Stated task: Quote the whole listing word for word, please.

==== Material for the task

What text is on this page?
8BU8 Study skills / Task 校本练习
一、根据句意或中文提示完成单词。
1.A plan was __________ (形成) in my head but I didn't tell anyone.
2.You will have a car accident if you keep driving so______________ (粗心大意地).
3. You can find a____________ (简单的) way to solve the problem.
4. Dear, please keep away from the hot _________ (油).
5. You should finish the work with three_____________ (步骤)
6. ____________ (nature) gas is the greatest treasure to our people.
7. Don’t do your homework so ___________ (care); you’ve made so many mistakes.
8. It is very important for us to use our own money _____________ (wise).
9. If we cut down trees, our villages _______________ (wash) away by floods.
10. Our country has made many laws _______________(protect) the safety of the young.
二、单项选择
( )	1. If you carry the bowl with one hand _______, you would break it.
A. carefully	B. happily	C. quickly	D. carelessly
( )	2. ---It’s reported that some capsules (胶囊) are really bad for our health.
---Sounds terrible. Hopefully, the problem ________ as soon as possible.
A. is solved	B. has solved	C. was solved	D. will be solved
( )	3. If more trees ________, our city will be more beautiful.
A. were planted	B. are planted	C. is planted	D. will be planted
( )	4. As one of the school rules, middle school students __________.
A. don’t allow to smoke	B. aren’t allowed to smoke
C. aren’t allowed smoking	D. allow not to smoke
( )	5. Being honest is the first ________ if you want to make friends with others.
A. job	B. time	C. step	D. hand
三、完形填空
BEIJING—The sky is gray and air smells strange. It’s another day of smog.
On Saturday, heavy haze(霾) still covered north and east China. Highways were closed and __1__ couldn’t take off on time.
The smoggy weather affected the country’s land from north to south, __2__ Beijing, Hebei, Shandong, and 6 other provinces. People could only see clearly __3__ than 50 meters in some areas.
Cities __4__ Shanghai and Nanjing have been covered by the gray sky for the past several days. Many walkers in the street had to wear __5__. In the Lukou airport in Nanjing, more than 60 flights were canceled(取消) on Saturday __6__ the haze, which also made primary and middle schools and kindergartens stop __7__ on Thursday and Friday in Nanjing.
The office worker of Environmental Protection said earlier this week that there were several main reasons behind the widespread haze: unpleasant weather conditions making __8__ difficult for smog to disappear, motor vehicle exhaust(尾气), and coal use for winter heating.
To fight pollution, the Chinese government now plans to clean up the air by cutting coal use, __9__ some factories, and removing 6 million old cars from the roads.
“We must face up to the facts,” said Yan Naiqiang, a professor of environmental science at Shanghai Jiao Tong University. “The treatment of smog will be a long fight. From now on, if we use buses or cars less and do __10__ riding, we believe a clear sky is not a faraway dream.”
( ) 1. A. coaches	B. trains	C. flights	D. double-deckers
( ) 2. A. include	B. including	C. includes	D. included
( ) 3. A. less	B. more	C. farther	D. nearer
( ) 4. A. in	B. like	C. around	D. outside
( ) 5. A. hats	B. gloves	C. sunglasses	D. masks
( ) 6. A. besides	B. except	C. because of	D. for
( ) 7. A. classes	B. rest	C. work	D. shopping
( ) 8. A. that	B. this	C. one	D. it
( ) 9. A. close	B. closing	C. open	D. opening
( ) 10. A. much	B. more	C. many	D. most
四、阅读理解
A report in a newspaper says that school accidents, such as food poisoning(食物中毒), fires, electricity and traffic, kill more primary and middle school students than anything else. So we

========

Completed task:
What text is on this page?
8BU8 Study skills / Task 校本练习
一、根据句意或中文提示完成单词。
1.A plan was __________ (形成) in my head but I didn't tell anyone.
2.You will have a car accident if you keep driving so______________ (粗心大意地).
3. You can find a____________ (简单的) way to solve the problem.
4. Dear, please keep away from the hot _________ (油).
5. You should finish the work with three_____________ (步骤)
6. ____________ (nature) gas is the greatest treasure to our people.
7. Don’t do your homework so ___________ (care); you’ve made so many mistakes.
8. It is very important for us to use our own money _____________ (wise).
9. If we cut down trees, our villages _______________ (wash) away by floods.
10. Our country has made many laws _______________(protect) the safety of the young.
二、单项选择
( )	1. If you carry the bowl with one hand _______, you would break it.
A. carefully	B. happily	C. quickly	D. carelessly
( )	2. ---It’s reported that some capsules (胶囊) are really bad for our health.
---Sounds terrible. Hopefully, the problem ________ as soon as possible.
A. is solved	B. has solved	C. was solved	D. will be solved
( )	3. If more trees ________, our city will be more beautiful.
A. were planted	B. are planted	C. is planted	D. will be planted
( )	4. As one of the school rules, middle school students __________.
A. don’t allow to smoke	B. aren’t allowed to smoke
C. aren’t allowed smoking	D. allow not to smoke
( )	5. Being honest is the first ________ if you want to make friends with others.
A. job	B. time	C. step	D. hand
三、完形填空
BEIJING—The sky is gray and air smells strange. It’s another day of smog.
On Saturday, heavy haze(霾) still covered north and east China. Highways were closed and __1__ couldn’t take off on time.
The smoggy weather affected the country’s land from north to south, __2__ Beijing, Hebei, Shandong, and 6 other provinces. People could only see clearly __3__ than 50 meters in some areas.
Cities __4__ Shanghai and Nanjing have been covered by the gray sky for the past several days. Many walkers in the street had to wear __5__. In the Lukou airport in Nanjing, more than 60 flights were canceled(取消) on Saturday __6__ the haze, which also made primary and middle schools and kindergartens stop __7__ on Thursday and Friday in Nanjing.
The office worker of Environmental Protection said earlier this week that there were several main reasons behind the widespread haze: unpleasant weather conditions making __8__ difficult for smog to disappear, motor vehicle exhaust(尾气), and coal use for winter heating.
To fight pollution, the Chinese government now plans to clean up the air by cutting coal use, __9__ some factories, and removing 6 million old cars from the roads.
“We must face up to the facts,” said Yan Naiqiang, a professor of environmental science at Shanghai Jiao Tong University. “The treatment of smog will be a long fight. From now on, if we use buses or cars less and do __10__ riding, we believe a clear sky is not a faraway dream.”
( ) 1. A. coaches	B. trains	C. flights	D. double-deckers
( ) 2. A. include	B. including	C. includes	D. included
( ) 3. A. less	B. more	C. farther	D. nearer
( ) 4. A. in	B. like	C. around	D. outside
( ) 5. A. hats	B. gloves	C. sunglasses	D. masks
( ) 6. A. besides	B. except	C. because of	D. for
( ) 7. A. classes	B. rest	C. work	D. shopping
( ) 8. A. that	B. this	C. one	D. it
( ) 9. A. close	B. closing	C. open	D. opening
( ) 10. A. much	B. more	C. many	D. most
四、阅读理解
A report in a newspaper says that school accidents, such as food poisoning(食物中毒), fires, electricity and traffic, kill more primary and middle school students than anything else. So we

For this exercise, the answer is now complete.